▶ **Directions**
In the entries below, find every line holding the string "weeks" and collect it.

▶ **Entries supplied**
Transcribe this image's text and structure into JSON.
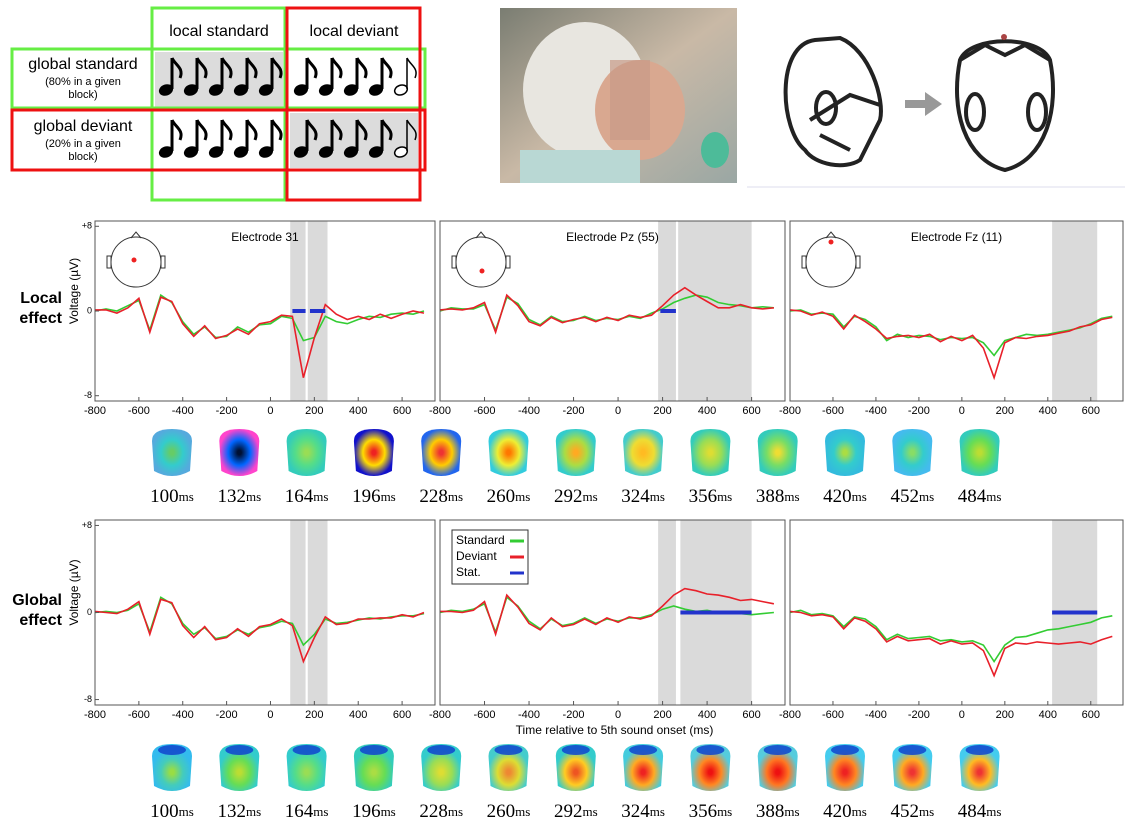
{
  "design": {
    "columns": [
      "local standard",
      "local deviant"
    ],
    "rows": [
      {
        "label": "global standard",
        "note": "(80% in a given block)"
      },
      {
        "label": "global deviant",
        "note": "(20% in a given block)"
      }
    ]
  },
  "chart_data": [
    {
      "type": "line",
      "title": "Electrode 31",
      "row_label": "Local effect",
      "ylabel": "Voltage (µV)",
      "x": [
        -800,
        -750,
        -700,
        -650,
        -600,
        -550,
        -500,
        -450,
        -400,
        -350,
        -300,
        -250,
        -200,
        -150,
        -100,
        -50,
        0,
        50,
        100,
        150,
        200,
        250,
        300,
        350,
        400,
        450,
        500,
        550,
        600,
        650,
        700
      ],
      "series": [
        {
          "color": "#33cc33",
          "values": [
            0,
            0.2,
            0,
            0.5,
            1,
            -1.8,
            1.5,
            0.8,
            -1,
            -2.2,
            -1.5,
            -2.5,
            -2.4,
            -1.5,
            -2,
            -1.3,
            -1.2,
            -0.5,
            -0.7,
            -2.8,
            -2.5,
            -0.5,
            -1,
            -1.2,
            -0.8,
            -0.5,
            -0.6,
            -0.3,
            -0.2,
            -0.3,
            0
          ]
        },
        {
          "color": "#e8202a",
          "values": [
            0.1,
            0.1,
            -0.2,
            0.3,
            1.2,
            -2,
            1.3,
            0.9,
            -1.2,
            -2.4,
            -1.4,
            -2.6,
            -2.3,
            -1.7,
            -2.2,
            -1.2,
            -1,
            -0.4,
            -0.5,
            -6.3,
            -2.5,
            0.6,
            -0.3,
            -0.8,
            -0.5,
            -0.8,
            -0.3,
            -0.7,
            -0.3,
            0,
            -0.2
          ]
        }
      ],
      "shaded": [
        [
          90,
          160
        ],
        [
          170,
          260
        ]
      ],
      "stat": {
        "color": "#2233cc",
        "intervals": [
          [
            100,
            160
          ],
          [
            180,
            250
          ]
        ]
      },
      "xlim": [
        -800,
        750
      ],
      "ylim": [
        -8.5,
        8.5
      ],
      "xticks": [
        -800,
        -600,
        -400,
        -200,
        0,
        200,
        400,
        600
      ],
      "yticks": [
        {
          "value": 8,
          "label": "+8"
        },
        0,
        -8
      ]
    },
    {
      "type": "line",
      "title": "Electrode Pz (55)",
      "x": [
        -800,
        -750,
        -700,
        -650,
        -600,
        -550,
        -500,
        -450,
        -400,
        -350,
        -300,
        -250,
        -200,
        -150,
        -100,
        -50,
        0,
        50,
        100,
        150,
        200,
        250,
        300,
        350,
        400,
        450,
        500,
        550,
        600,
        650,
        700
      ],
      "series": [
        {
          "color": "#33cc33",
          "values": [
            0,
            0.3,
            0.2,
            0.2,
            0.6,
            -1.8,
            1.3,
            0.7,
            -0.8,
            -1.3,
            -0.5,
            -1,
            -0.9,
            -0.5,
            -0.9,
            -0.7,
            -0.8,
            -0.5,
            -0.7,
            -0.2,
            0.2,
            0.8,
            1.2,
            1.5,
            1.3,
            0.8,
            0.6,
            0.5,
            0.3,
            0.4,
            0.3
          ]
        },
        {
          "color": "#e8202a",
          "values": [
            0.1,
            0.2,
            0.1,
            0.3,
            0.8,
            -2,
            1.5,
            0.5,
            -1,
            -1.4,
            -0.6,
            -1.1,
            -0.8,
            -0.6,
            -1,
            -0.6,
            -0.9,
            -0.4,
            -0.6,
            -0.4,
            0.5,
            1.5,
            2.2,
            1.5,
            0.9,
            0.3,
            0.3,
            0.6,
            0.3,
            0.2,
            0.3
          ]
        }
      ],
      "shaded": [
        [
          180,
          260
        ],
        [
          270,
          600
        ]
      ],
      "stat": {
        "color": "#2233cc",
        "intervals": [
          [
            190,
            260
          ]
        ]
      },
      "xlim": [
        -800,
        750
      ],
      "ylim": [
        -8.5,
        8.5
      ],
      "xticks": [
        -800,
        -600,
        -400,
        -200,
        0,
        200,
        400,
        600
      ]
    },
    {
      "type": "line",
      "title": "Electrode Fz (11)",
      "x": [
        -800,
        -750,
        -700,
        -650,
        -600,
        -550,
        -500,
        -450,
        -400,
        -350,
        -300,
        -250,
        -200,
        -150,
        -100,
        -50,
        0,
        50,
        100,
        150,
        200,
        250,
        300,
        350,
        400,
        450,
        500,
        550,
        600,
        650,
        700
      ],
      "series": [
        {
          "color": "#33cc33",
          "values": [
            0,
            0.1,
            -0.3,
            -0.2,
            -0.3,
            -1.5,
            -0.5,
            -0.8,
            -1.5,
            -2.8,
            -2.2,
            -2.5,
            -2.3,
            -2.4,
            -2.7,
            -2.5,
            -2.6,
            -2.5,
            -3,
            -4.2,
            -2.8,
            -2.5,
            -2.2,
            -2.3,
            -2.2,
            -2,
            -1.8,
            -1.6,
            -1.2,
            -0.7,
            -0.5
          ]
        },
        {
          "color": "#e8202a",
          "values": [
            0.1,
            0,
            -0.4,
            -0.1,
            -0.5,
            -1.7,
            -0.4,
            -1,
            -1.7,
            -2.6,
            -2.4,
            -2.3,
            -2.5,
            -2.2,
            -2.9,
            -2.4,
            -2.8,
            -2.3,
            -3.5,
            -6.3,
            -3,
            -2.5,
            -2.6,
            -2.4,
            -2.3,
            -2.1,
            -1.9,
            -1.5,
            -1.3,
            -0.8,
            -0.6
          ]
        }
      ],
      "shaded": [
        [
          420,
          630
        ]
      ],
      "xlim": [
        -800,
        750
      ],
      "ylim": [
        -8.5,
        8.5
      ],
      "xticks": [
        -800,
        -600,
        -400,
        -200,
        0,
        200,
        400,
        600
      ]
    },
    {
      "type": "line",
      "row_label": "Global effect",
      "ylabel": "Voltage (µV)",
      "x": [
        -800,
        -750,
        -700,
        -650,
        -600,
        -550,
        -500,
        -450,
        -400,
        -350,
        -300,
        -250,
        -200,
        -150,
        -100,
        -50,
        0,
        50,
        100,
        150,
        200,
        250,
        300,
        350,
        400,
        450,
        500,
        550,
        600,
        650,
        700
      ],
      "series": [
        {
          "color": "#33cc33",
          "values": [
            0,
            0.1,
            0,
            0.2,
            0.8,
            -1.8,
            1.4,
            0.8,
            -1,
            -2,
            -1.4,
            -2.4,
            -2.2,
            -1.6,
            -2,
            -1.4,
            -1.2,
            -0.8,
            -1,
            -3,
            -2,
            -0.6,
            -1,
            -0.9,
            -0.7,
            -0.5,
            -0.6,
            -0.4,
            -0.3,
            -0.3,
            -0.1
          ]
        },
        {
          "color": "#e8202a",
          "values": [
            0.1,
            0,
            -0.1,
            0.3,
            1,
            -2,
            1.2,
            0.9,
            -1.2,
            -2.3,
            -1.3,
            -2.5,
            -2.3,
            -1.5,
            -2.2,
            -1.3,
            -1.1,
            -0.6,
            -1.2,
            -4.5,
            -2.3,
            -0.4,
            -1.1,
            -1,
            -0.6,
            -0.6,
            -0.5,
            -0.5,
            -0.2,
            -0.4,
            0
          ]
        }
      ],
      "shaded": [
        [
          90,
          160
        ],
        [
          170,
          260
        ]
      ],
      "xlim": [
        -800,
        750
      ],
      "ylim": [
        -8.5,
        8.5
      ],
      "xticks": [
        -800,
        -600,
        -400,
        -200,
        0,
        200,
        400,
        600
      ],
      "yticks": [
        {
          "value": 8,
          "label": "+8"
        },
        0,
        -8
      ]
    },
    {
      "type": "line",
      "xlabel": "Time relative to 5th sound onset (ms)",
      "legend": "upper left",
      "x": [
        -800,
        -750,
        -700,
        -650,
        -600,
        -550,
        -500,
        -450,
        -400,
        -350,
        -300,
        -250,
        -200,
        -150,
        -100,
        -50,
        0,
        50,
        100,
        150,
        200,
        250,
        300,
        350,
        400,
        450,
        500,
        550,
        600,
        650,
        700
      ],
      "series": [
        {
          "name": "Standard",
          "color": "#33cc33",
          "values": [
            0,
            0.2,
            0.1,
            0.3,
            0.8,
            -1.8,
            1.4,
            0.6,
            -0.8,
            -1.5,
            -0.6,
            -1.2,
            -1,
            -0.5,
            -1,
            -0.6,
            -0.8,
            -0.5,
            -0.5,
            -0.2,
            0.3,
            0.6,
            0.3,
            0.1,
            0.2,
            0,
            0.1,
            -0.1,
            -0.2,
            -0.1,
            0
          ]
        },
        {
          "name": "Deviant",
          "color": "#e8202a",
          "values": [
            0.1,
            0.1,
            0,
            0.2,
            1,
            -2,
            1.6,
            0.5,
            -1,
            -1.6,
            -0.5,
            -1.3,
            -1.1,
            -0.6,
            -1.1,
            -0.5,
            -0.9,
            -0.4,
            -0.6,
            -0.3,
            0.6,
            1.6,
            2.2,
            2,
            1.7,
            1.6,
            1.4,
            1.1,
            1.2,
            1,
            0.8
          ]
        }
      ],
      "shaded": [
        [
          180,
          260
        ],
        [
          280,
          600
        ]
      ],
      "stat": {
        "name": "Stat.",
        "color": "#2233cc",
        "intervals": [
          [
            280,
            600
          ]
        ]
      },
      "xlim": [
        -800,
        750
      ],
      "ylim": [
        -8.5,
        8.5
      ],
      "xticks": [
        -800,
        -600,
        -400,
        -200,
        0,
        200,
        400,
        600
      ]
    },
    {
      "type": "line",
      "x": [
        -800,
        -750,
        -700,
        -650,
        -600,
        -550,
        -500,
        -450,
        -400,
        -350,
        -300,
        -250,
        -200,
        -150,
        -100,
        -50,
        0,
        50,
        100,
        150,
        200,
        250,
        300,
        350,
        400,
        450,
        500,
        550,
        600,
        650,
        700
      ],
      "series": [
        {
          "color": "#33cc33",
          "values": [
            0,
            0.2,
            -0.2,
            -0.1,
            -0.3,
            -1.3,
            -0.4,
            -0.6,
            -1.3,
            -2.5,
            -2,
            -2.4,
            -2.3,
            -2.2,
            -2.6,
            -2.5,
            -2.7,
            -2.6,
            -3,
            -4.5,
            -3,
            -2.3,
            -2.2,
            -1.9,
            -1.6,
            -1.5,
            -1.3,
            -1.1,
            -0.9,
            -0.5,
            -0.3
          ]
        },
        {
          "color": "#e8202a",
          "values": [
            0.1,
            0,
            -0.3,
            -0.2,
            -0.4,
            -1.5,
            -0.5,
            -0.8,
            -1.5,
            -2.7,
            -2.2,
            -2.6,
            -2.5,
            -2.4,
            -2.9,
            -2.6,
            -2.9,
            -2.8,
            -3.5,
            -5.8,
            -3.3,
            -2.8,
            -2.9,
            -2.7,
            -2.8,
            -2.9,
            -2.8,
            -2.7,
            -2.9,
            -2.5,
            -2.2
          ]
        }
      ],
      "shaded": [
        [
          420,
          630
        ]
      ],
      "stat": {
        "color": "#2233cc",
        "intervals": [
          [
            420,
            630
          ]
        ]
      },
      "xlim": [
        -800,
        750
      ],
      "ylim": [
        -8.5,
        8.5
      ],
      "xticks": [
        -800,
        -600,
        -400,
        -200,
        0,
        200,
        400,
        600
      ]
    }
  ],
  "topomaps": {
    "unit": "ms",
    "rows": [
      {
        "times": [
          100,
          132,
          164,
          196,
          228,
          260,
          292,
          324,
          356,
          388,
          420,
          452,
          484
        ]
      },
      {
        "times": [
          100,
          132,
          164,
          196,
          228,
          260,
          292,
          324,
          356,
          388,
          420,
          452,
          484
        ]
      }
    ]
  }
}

--

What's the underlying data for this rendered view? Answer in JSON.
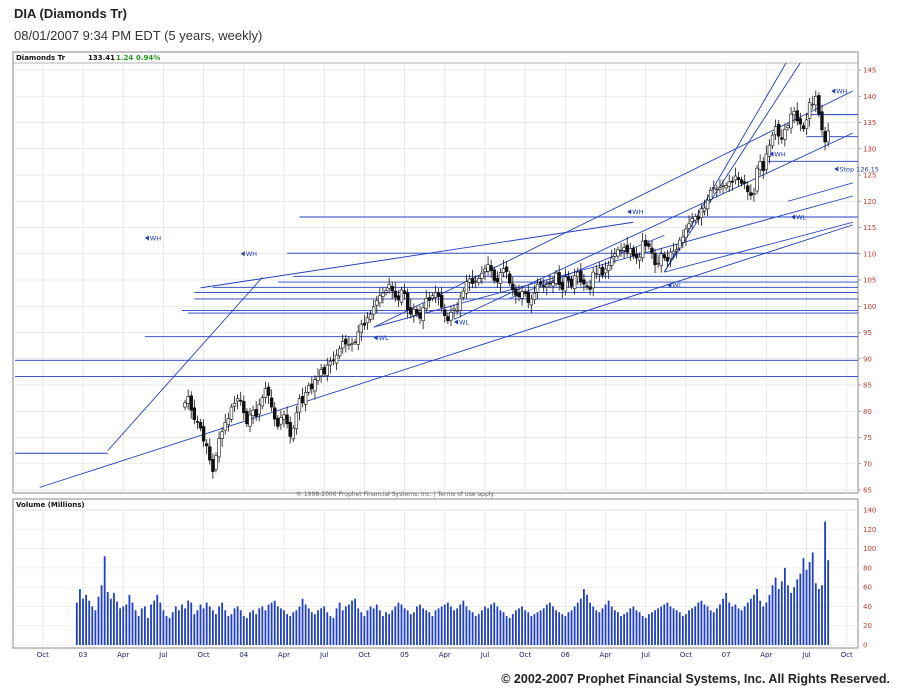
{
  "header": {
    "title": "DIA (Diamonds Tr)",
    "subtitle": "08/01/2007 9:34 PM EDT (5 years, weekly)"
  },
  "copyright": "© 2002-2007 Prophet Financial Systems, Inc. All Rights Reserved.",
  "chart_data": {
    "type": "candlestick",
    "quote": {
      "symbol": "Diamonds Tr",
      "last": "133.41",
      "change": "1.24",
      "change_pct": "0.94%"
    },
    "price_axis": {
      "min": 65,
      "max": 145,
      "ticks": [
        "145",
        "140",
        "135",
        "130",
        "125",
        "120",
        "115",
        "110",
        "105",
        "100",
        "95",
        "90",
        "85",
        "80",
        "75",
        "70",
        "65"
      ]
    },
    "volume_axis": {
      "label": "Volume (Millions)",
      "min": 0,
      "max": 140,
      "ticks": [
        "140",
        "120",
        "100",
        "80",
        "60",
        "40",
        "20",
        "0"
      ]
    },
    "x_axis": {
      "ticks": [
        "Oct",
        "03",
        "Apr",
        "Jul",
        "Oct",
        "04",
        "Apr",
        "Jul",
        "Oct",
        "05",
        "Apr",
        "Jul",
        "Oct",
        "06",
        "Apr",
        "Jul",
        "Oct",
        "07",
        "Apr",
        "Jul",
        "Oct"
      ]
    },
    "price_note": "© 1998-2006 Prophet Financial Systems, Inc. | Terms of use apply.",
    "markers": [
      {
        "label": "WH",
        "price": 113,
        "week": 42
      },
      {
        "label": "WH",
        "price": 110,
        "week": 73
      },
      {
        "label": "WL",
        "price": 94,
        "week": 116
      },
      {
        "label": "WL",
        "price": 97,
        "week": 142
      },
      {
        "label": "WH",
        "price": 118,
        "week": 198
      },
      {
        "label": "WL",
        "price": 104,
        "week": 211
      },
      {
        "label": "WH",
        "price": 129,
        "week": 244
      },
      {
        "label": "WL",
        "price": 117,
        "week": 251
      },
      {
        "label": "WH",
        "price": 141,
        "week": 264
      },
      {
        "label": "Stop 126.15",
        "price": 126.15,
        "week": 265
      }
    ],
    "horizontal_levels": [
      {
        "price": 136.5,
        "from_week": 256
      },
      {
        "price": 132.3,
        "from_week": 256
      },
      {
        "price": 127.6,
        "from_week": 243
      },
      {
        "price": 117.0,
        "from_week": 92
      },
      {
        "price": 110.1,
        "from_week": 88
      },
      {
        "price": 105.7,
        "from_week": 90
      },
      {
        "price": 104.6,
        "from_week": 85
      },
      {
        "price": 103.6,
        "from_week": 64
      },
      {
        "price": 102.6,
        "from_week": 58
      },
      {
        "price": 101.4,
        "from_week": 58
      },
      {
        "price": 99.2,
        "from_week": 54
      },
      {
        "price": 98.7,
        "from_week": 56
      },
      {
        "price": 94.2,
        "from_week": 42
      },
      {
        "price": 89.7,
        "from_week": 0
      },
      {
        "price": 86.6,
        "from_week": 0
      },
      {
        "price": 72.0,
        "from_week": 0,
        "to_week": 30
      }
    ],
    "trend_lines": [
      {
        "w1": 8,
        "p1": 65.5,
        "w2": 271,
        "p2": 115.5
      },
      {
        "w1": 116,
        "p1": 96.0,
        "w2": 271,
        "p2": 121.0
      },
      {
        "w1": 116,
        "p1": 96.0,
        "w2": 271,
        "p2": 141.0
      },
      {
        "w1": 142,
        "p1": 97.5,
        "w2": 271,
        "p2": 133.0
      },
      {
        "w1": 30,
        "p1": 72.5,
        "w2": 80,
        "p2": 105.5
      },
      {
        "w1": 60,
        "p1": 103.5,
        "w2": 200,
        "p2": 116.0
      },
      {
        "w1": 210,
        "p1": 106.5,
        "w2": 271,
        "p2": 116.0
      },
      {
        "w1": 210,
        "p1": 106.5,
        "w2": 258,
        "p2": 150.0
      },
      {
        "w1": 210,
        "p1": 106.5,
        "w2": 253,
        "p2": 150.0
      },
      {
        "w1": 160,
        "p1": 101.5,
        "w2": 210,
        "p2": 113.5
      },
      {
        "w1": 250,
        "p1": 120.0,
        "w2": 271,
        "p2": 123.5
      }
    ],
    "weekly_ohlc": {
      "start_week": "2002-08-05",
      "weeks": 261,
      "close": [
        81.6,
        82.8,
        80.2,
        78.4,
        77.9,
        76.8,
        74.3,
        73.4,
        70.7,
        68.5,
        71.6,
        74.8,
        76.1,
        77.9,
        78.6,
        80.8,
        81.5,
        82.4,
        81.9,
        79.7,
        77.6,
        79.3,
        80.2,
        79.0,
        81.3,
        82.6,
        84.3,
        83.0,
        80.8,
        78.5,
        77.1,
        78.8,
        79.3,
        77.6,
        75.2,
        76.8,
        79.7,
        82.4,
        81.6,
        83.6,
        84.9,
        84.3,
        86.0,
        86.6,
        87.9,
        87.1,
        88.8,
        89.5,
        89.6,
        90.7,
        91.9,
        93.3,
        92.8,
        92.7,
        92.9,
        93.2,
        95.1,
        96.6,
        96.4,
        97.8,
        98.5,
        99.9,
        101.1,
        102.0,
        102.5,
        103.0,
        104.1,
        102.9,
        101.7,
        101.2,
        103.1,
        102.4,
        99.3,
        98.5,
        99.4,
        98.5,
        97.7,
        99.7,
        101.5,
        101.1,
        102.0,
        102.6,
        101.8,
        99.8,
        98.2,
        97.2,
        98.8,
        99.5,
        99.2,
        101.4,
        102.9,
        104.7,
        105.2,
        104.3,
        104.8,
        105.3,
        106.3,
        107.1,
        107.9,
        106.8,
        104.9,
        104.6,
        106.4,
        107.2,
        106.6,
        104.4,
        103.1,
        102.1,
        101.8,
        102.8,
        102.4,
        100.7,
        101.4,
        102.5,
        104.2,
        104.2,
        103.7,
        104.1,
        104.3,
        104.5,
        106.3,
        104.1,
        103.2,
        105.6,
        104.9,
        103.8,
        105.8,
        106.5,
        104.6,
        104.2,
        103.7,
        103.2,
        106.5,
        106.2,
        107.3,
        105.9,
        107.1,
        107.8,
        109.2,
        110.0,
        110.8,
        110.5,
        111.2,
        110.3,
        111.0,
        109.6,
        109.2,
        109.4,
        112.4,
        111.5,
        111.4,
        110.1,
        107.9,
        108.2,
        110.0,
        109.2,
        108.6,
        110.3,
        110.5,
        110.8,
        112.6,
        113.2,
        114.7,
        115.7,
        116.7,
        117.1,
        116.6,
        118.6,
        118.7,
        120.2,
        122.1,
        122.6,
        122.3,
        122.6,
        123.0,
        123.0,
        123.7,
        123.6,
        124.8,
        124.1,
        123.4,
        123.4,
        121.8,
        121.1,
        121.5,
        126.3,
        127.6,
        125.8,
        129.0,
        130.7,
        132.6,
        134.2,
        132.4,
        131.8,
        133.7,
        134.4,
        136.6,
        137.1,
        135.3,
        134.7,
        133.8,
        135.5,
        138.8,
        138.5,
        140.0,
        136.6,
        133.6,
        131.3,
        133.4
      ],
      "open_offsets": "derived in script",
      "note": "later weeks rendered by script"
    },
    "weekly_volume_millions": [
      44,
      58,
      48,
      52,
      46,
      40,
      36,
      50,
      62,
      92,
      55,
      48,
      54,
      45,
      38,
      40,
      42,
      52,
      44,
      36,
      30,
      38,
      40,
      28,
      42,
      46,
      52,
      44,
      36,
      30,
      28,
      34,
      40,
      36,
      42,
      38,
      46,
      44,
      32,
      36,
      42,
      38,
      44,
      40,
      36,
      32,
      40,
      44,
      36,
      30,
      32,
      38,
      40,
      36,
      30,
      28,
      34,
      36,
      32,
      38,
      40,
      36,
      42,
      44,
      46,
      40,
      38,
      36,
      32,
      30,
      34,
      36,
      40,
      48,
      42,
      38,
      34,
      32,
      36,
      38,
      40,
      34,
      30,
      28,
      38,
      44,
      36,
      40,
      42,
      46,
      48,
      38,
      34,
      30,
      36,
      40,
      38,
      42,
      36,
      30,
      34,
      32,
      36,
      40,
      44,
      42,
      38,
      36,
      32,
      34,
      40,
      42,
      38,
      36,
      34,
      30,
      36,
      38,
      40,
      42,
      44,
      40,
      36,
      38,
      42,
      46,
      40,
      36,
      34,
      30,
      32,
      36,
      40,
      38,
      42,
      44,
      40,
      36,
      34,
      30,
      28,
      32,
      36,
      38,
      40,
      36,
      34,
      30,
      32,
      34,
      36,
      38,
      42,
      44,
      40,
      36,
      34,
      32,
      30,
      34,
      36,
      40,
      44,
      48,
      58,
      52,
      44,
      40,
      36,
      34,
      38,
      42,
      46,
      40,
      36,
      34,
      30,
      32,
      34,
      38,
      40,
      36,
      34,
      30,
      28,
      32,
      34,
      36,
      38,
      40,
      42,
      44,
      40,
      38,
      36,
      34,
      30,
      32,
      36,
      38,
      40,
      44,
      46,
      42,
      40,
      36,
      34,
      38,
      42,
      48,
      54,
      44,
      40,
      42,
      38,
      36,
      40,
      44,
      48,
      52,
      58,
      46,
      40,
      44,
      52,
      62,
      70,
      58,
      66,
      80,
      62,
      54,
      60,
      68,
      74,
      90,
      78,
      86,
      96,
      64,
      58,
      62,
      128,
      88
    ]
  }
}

▶ **Worked answer**
      "weeks": 261,
      "note": "later weeks rendered by script"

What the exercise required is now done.